— START OF INFORMATION GIVEN —
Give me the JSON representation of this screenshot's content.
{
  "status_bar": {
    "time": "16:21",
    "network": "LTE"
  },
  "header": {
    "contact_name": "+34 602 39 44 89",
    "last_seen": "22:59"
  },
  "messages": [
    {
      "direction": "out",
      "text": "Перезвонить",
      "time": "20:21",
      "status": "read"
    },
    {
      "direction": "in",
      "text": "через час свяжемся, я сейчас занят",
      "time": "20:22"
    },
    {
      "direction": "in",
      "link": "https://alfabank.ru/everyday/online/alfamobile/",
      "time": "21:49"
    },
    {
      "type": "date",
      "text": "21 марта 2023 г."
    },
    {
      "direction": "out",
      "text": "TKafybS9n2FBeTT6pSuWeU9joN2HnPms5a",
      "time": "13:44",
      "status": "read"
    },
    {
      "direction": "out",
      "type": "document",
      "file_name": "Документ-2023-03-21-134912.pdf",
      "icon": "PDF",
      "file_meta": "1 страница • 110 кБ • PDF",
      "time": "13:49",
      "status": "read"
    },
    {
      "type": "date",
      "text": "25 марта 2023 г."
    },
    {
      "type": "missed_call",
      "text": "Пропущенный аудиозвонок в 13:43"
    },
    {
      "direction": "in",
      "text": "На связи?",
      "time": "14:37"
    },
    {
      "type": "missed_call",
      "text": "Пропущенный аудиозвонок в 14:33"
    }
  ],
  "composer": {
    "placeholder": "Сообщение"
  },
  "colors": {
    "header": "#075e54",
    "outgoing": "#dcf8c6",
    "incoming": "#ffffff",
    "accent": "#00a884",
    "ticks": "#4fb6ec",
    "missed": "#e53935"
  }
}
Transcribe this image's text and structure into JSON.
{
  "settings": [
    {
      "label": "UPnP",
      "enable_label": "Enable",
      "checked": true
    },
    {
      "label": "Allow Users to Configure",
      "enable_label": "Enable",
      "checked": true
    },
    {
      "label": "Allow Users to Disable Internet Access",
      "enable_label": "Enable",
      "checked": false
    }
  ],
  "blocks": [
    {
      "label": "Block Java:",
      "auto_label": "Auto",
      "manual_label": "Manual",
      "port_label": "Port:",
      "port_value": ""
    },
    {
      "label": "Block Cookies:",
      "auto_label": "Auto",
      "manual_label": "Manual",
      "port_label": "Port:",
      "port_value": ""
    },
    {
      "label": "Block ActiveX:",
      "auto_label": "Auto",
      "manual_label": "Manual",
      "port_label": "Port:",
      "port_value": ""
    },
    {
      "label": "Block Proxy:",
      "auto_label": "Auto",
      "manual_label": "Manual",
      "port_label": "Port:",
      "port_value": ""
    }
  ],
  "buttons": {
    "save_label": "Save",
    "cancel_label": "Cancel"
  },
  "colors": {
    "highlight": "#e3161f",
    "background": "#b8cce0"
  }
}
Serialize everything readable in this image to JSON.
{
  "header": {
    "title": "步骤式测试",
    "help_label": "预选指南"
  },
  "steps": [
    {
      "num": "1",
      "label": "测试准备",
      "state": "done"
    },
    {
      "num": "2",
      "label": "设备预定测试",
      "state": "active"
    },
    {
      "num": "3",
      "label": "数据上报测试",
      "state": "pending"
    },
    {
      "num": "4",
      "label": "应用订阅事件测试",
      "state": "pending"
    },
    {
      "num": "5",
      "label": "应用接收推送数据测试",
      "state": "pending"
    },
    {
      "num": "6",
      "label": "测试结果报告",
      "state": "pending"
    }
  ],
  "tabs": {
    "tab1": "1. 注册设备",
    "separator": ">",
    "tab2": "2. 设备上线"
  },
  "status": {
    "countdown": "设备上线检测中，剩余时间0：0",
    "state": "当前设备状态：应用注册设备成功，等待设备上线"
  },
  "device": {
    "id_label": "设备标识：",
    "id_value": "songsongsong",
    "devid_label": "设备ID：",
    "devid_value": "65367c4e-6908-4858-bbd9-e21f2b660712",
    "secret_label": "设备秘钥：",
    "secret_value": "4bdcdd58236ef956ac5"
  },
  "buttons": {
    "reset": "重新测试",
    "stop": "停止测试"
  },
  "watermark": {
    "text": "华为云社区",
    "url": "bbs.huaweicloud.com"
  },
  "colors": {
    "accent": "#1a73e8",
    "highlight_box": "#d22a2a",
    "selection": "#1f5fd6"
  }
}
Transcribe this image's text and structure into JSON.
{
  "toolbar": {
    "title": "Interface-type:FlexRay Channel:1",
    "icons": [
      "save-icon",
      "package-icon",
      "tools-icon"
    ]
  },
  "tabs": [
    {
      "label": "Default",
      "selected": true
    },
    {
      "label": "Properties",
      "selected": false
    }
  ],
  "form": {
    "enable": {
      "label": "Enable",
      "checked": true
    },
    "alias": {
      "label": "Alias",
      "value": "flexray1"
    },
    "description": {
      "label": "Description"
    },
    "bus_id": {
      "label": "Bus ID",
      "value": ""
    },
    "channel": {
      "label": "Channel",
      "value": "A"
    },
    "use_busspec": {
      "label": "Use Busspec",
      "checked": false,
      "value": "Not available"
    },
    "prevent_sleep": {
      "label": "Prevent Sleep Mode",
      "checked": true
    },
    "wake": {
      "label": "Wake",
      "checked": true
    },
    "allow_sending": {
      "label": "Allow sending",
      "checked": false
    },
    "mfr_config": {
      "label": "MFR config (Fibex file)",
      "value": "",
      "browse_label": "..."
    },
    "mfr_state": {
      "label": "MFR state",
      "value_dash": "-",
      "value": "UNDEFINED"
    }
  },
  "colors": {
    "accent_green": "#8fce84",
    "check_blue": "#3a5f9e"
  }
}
— END OF INFORMATION GIVEN —
**WHAT NEEDS TO BE DONE:** Note every line above where the string "JSON" shows up, and copy those lines.

**WRITTEN ANSWER:**
Give me the JSON representation of this screenshot's content.
Transcribe this image's text and structure into JSON.
Serialize everything readable in this image to JSON.
Transcribe this image's text and structure into JSON.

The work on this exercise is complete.